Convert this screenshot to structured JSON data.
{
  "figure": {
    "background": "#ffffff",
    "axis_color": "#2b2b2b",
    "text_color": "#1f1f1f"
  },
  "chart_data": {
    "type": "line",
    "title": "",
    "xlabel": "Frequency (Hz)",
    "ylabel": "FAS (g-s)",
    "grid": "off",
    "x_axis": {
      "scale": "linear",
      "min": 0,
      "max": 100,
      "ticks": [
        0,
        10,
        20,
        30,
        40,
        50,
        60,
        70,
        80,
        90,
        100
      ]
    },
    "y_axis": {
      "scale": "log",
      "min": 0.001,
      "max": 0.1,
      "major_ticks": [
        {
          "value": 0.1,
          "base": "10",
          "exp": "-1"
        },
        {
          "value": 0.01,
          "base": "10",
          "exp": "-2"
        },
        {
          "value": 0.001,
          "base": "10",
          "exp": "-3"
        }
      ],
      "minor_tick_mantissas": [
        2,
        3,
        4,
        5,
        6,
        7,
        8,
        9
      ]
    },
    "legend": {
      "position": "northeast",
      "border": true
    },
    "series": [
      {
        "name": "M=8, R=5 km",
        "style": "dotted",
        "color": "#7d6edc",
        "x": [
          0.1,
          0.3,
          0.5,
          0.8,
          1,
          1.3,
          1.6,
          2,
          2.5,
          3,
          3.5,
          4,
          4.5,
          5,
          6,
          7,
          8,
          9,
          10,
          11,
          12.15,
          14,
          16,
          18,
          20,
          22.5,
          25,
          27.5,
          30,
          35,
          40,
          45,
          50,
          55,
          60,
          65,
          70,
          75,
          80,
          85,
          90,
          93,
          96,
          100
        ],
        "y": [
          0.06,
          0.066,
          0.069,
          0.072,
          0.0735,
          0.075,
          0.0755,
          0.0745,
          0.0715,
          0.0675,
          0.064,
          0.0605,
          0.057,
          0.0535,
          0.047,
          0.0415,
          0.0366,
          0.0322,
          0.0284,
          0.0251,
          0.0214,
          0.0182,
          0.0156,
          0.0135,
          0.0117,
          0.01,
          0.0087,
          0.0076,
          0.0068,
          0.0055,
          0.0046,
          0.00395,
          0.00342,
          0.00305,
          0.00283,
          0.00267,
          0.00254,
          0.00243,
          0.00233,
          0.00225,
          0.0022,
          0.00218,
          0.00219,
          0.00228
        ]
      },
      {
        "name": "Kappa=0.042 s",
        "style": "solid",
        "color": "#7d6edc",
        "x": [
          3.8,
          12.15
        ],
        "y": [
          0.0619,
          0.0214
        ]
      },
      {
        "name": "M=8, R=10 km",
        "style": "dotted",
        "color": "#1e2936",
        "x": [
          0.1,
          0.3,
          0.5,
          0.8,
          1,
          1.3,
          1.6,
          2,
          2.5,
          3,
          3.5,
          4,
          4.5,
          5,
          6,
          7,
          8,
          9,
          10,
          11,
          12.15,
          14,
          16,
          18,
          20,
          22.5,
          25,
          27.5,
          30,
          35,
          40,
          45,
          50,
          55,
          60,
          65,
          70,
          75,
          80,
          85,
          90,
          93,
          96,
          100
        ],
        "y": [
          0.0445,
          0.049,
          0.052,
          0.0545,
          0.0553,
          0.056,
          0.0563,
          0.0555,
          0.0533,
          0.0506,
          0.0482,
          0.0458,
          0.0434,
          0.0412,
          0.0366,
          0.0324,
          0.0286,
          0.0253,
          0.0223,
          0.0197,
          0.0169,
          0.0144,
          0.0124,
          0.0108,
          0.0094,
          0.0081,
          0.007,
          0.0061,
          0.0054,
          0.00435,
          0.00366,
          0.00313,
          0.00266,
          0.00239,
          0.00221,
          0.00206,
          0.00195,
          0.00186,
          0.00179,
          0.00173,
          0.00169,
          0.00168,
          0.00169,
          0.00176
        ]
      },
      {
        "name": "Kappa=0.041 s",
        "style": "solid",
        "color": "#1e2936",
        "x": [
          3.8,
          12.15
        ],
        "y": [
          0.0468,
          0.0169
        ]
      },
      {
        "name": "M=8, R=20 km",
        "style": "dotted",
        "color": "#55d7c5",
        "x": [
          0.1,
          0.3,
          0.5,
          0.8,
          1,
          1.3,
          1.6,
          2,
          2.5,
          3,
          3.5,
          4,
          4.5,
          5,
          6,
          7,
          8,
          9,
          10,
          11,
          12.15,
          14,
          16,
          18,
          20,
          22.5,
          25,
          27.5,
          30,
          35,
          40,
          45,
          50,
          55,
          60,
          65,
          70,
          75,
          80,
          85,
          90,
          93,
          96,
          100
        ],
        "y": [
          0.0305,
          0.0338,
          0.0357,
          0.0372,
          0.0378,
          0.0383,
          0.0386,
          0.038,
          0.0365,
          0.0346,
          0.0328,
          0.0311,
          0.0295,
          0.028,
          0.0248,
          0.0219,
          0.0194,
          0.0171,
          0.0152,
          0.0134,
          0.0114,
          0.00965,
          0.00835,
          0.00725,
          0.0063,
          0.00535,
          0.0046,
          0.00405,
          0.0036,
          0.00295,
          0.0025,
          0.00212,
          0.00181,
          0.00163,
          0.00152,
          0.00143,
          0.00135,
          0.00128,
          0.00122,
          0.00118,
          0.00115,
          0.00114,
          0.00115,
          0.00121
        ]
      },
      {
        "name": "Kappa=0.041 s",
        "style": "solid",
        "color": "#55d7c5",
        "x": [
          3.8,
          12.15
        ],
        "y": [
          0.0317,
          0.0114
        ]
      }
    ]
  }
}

The exercise
From the listing above, reproduce all the lines exactly.

Problem solution
Convert this screenshot to structured JSON data.
{
  "figure": {
    "background": "#ffffff",
    "axis_color": "#2b2b2b",
    "text_color": "#1f1f1f"
  },
  "chart_data": {
    "type": "line",
    "title": "",
    "xlabel": "Frequency (Hz)",
    "ylabel": "FAS (g-s)",
    "grid": "off",
    "x_axis": {
      "scale": "linear",
      "min": 0,
      "max": 100,
      "ticks": [
        0,
        10,
        20,
        30,
        40,
        50,
        60,
        70,
        80,
        90,
        100
      ]
    },
    "y_axis": {
      "scale": "log",
      "min": 0.001,
      "max": 0.1,
      "major_ticks": [
        {
          "value": 0.1,
          "base": "10",
          "exp": "-1"
        },
        {
          "value": 0.01,
          "base": "10",
          "exp": "-2"
        },
        {
          "value": 0.001,
          "base": "10",
          "exp": "-3"
        }
      ],
      "minor_tick_mantissas": [
        2,
        3,
        4,
        5,
        6,
        7,
        8,
        9
      ]
    },
    "legend": {
      "position": "northeast",
      "border": true
    },
    "series": [
      {
        "name": "M=8, R=5 km",
        "style": "dotted",
        "color": "#7d6edc",
        "x": [
          0.1,
          0.3,
          0.5,
          0.8,
          1,
          1.3,
          1.6,
          2,
          2.5,
          3,
          3.5,
          4,
          4.5,
          5,
          6,
          7,
          8,
          9,
          10,
          11,
          12.15,
          14,
          16,
          18,
          20,
          22.5,
          25,
          27.5,
          30,
          35,
          40,
          45,
          50,
          55,
          60,
          65,
          70,
          75,
          80,
          85,
          90,
          93,
          96,
          100
        ],
        "y": [
          0.06,
          0.066,
          0.069,
          0.072,
          0.0735,
          0.075,
          0.0755,
          0.0745,
          0.0715,
          0.0675,
          0.064,
          0.0605,
          0.057,
          0.0535,
          0.047,
          0.0415,
          0.0366,
          0.0322,
          0.0284,
          0.0251,
          0.0214,
          0.0182,
          0.0156,
          0.0135,
          0.0117,
          0.01,
          0.0087,
          0.0076,
          0.0068,
          0.0055,
          0.0046,
          0.00395,
          0.00342,
          0.00305,
          0.00283,
          0.00267,
          0.00254,
          0.00243,
          0.00233,
          0.00225,
          0.0022,
          0.00218,
          0.00219,
          0.00228
        ]
      },
      {
        "name": "Kappa=0.042 s",
        "style": "solid",
        "color": "#7d6edc",
        "x": [
          3.8,
          12.15
        ],
        "y": [
          0.0619,
          0.0214
        ]
      },
      {
        "name": "M=8, R=10 km",
        "style": "dotted",
        "color": "#1e2936",
        "x": [
          0.1,
          0.3,
          0.5,
          0.8,
          1,
          1.3,
          1.6,
          2,
          2.5,
          3,
          3.5,
          4,
          4.5,
          5,
          6,
          7,
          8,
          9,
          10,
          11,
          12.15,
          14,
          16,
          18,
          20,
          22.5,
          25,
          27.5,
          30,
          35,
          40,
          45,
          50,
          55,
          60,
          65,
          70,
          75,
          80,
          85,
          90,
          93,
          96,
          100
        ],
        "y": [
          0.0445,
          0.049,
          0.052,
          0.0545,
          0.0553,
          0.056,
          0.0563,
          0.0555,
          0.0533,
          0.0506,
          0.0482,
          0.0458,
          0.0434,
          0.0412,
          0.0366,
          0.0324,
          0.0286,
          0.0253,
          0.0223,
          0.0197,
          0.0169,
          0.0144,
          0.0124,
          0.0108,
          0.0094,
          0.0081,
          0.007,
          0.0061,
          0.0054,
          0.00435,
          0.00366,
          0.00313,
          0.00266,
          0.00239,
          0.00221,
          0.00206,
          0.00195,
          0.00186,
          0.00179,
          0.00173,
          0.00169,
          0.00168,
          0.00169,
          0.00176
        ]
      },
      {
        "name": "Kappa=0.041 s",
        "style": "solid",
        "color": "#1e2936",
        "x": [
          3.8,
          12.15
        ],
        "y": [
          0.0468,
          0.0169
        ]
      },
      {
        "name": "M=8, R=20 km",
        "style": "dotted",
        "color": "#55d7c5",
        "x": [
          0.1,
          0.3,
          0.5,
          0.8,
          1,
          1.3,
          1.6,
          2,
          2.5,
          3,
          3.5,
          4,
          4.5,
          5,
          6,
          7,
          8,
          9,
          10,
          11,
          12.15,
          14,
          16,
          18,
          20,
          22.5,
          25,
          27.5,
          30,
          35,
          40,
          45,
          50,
          55,
          60,
          65,
          70,
          75,
          80,
          85,
          90,
          93,
          96,
          100
        ],
        "y": [
          0.0305,
          0.0338,
          0.0357,
          0.0372,
          0.0378,
          0.0383,
          0.0386,
          0.038,
          0.0365,
          0.0346,
          0.0328,
          0.0311,
          0.0295,
          0.028,
          0.0248,
          0.0219,
          0.0194,
          0.0171,
          0.0152,
          0.0134,
          0.0114,
          0.00965,
          0.00835,
          0.00725,
          0.0063,
          0.00535,
          0.0046,
          0.00405,
          0.0036,
          0.00295,
          0.0025,
          0.00212,
          0.00181,
          0.00163,
          0.00152,
          0.00143,
          0.00135,
          0.00128,
          0.00122,
          0.00118,
          0.00115,
          0.00114,
          0.00115,
          0.00121
        ]
      },
      {
        "name": "Kappa=0.041 s",
        "style": "solid",
        "color": "#55d7c5",
        "x": [
          3.8,
          12.15
        ],
        "y": [
          0.0317,
          0.0114
        ]
      }
    ]
  }
}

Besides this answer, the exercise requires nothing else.